# What you have to do:
Any picture among the records should be left out, please; retype the rest exactly.

(begin)

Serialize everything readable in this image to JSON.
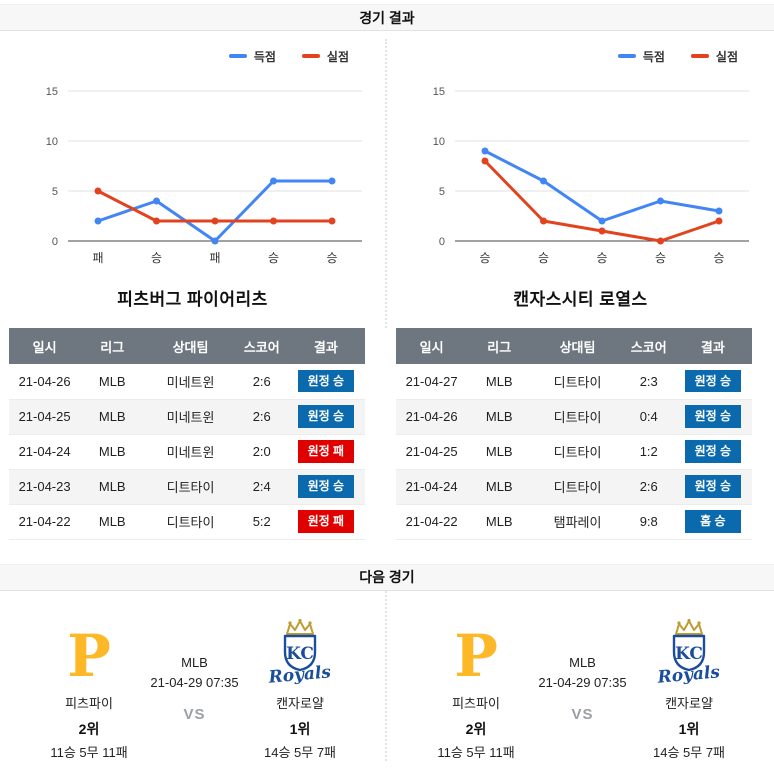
{
  "page": {
    "results_header": "경기 결과",
    "next_header": "다음 경기"
  },
  "colors": {
    "score_line": "#4285f4",
    "concede_line": "#e2431e",
    "win_badge": "#0b6aad",
    "loss_badge": "#e00000",
    "table_header_bg": "#6e7780",
    "pirates_gold": "#fdb827",
    "royals_blue": "#1a4e9d",
    "crown_gold": "#bf9b30"
  },
  "chart_data": [
    {
      "type": "line",
      "team": "피츠버그 파이어리츠",
      "categories": [
        "패",
        "승",
        "패",
        "승",
        "승"
      ],
      "series": [
        {
          "name": "득점",
          "color": "#4285f4",
          "values": [
            2,
            4,
            0,
            6,
            6
          ]
        },
        {
          "name": "실점",
          "color": "#e2431e",
          "values": [
            5,
            2,
            2,
            2,
            2
          ]
        }
      ],
      "ylim": [
        0,
        15
      ],
      "yticks": [
        0,
        5,
        10,
        15
      ],
      "grid": true,
      "legend_position": "top-right"
    },
    {
      "type": "line",
      "team": "캔자스시티 로열스",
      "categories": [
        "승",
        "승",
        "승",
        "승",
        "승"
      ],
      "series": [
        {
          "name": "득점",
          "color": "#4285f4",
          "values": [
            9,
            6,
            2,
            4,
            3
          ]
        },
        {
          "name": "실점",
          "color": "#e2431e",
          "values": [
            8,
            2,
            1,
            0,
            2
          ]
        }
      ],
      "ylim": [
        0,
        15
      ],
      "yticks": [
        0,
        5,
        10,
        15
      ],
      "grid": true,
      "legend_position": "top-right"
    }
  ],
  "teams": [
    {
      "title": "피츠버그 파이어리츠",
      "table": {
        "headers": [
          "일시",
          "리그",
          "상대팀",
          "스코어",
          "결과"
        ],
        "rows": [
          {
            "date": "21-04-26",
            "league": "MLB",
            "opponent": "미네트윈",
            "score": "2:6",
            "result": "원정 승",
            "result_type": "win"
          },
          {
            "date": "21-04-25",
            "league": "MLB",
            "opponent": "미네트윈",
            "score": "2:6",
            "result": "원정 승",
            "result_type": "win"
          },
          {
            "date": "21-04-24",
            "league": "MLB",
            "opponent": "미네트윈",
            "score": "2:0",
            "result": "원정 패",
            "result_type": "loss"
          },
          {
            "date": "21-04-23",
            "league": "MLB",
            "opponent": "디트타이",
            "score": "2:4",
            "result": "원정 승",
            "result_type": "win"
          },
          {
            "date": "21-04-22",
            "league": "MLB",
            "opponent": "디트타이",
            "score": "5:2",
            "result": "원정 패",
            "result_type": "loss"
          }
        ]
      }
    },
    {
      "title": "캔자스시티 로열스",
      "table": {
        "headers": [
          "일시",
          "리그",
          "상대팀",
          "스코어",
          "결과"
        ],
        "rows": [
          {
            "date": "21-04-27",
            "league": "MLB",
            "opponent": "디트타이",
            "score": "2:3",
            "result": "원정 승",
            "result_type": "win"
          },
          {
            "date": "21-04-26",
            "league": "MLB",
            "opponent": "디트타이",
            "score": "0:4",
            "result": "원정 승",
            "result_type": "win"
          },
          {
            "date": "21-04-25",
            "league": "MLB",
            "opponent": "디트타이",
            "score": "1:2",
            "result": "원정 승",
            "result_type": "win"
          },
          {
            "date": "21-04-24",
            "league": "MLB",
            "opponent": "디트타이",
            "score": "2:6",
            "result": "원정 승",
            "result_type": "win"
          },
          {
            "date": "21-04-22",
            "league": "MLB",
            "opponent": "탬파레이",
            "score": "9:8",
            "result": "홈 승",
            "result_type": "win"
          }
        ]
      }
    }
  ],
  "next_match": {
    "cards": [
      {
        "home": {
          "name": "피츠파이",
          "rank": "2위",
          "record": "11승 5무 11패",
          "logo": "pirates",
          "logo_letter": "P"
        },
        "league": "MLB",
        "datetime": "21-04-29 07:35",
        "vs_label": "VS",
        "away": {
          "name": "캔자로얄",
          "rank": "1위",
          "record": "14승 5무 7패",
          "logo": "royals",
          "logo_kc": "KC",
          "logo_script": "Royals"
        }
      },
      {
        "home": {
          "name": "피츠파이",
          "rank": "2위",
          "record": "11승 5무 11패",
          "logo": "pirates",
          "logo_letter": "P"
        },
        "league": "MLB",
        "datetime": "21-04-29 07:35",
        "vs_label": "VS",
        "away": {
          "name": "캔자로얄",
          "rank": "1위",
          "record": "14승 5무 7패",
          "logo": "royals",
          "logo_kc": "KC",
          "logo_script": "Royals"
        }
      }
    ]
  }
}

(end)

# Output of the exercise:
Serialize everything readable in this image to JSON.
{
  "page": {
    "results_header": "경기 결과",
    "next_header": "다음 경기"
  },
  "colors": {
    "score_line": "#4285f4",
    "concede_line": "#e2431e",
    "win_badge": "#0b6aad",
    "loss_badge": "#e00000",
    "table_header_bg": "#6e7780",
    "pirates_gold": "#fdb827",
    "royals_blue": "#1a4e9d",
    "crown_gold": "#bf9b30"
  },
  "chart_data": [
    {
      "type": "line",
      "team": "피츠버그 파이어리츠",
      "categories": [
        "패",
        "승",
        "패",
        "승",
        "승"
      ],
      "series": [
        {
          "name": "득점",
          "color": "#4285f4",
          "values": [
            2,
            4,
            0,
            6,
            6
          ]
        },
        {
          "name": "실점",
          "color": "#e2431e",
          "values": [
            5,
            2,
            2,
            2,
            2
          ]
        }
      ],
      "ylim": [
        0,
        15
      ],
      "yticks": [
        0,
        5,
        10,
        15
      ],
      "grid": true,
      "legend_position": "top-right"
    },
    {
      "type": "line",
      "team": "캔자스시티 로열스",
      "categories": [
        "승",
        "승",
        "승",
        "승",
        "승"
      ],
      "series": [
        {
          "name": "득점",
          "color": "#4285f4",
          "values": [
            9,
            6,
            2,
            4,
            3
          ]
        },
        {
          "name": "실점",
          "color": "#e2431e",
          "values": [
            8,
            2,
            1,
            0,
            2
          ]
        }
      ],
      "ylim": [
        0,
        15
      ],
      "yticks": [
        0,
        5,
        10,
        15
      ],
      "grid": true,
      "legend_position": "top-right"
    }
  ],
  "teams": [
    {
      "title": "피츠버그 파이어리츠",
      "table": {
        "headers": [
          "일시",
          "리그",
          "상대팀",
          "스코어",
          "결과"
        ],
        "rows": [
          {
            "date": "21-04-26",
            "league": "MLB",
            "opponent": "미네트윈",
            "score": "2:6",
            "result": "원정 승",
            "result_type": "win"
          },
          {
            "date": "21-04-25",
            "league": "MLB",
            "opponent": "미네트윈",
            "score": "2:6",
            "result": "원정 승",
            "result_type": "win"
          },
          {
            "date": "21-04-24",
            "league": "MLB",
            "opponent": "미네트윈",
            "score": "2:0",
            "result": "원정 패",
            "result_type": "loss"
          },
          {
            "date": "21-04-23",
            "league": "MLB",
            "opponent": "디트타이",
            "score": "2:4",
            "result": "원정 승",
            "result_type": "win"
          },
          {
            "date": "21-04-22",
            "league": "MLB",
            "opponent": "디트타이",
            "score": "5:2",
            "result": "원정 패",
            "result_type": "loss"
          }
        ]
      }
    },
    {
      "title": "캔자스시티 로열스",
      "table": {
        "headers": [
          "일시",
          "리그",
          "상대팀",
          "스코어",
          "결과"
        ],
        "rows": [
          {
            "date": "21-04-27",
            "league": "MLB",
            "opponent": "디트타이",
            "score": "2:3",
            "result": "원정 승",
            "result_type": "win"
          },
          {
            "date": "21-04-26",
            "league": "MLB",
            "opponent": "디트타이",
            "score": "0:4",
            "result": "원정 승",
            "result_type": "win"
          },
          {
            "date": "21-04-25",
            "league": "MLB",
            "opponent": "디트타이",
            "score": "1:2",
            "result": "원정 승",
            "result_type": "win"
          },
          {
            "date": "21-04-24",
            "league": "MLB",
            "opponent": "디트타이",
            "score": "2:6",
            "result": "원정 승",
            "result_type": "win"
          },
          {
            "date": "21-04-22",
            "league": "MLB",
            "opponent": "탬파레이",
            "score": "9:8",
            "result": "홈 승",
            "result_type": "win"
          }
        ]
      }
    }
  ],
  "next_match": {
    "cards": [
      {
        "home": {
          "name": "피츠파이",
          "rank": "2위",
          "record": "11승 5무 11패",
          "logo": "pirates",
          "logo_letter": "P"
        },
        "league": "MLB",
        "datetime": "21-04-29 07:35",
        "vs_label": "VS",
        "away": {
          "name": "캔자로얄",
          "rank": "1위",
          "record": "14승 5무 7패",
          "logo": "royals",
          "logo_kc": "KC",
          "logo_script": "Royals"
        }
      },
      {
        "home": {
          "name": "피츠파이",
          "rank": "2위",
          "record": "11승 5무 11패",
          "logo": "pirates",
          "logo_letter": "P"
        },
        "league": "MLB",
        "datetime": "21-04-29 07:35",
        "vs_label": "VS",
        "away": {
          "name": "캔자로얄",
          "rank": "1위",
          "record": "14승 5무 7패",
          "logo": "royals",
          "logo_kc": "KC",
          "logo_script": "Royals"
        }
      }
    ]
  }
}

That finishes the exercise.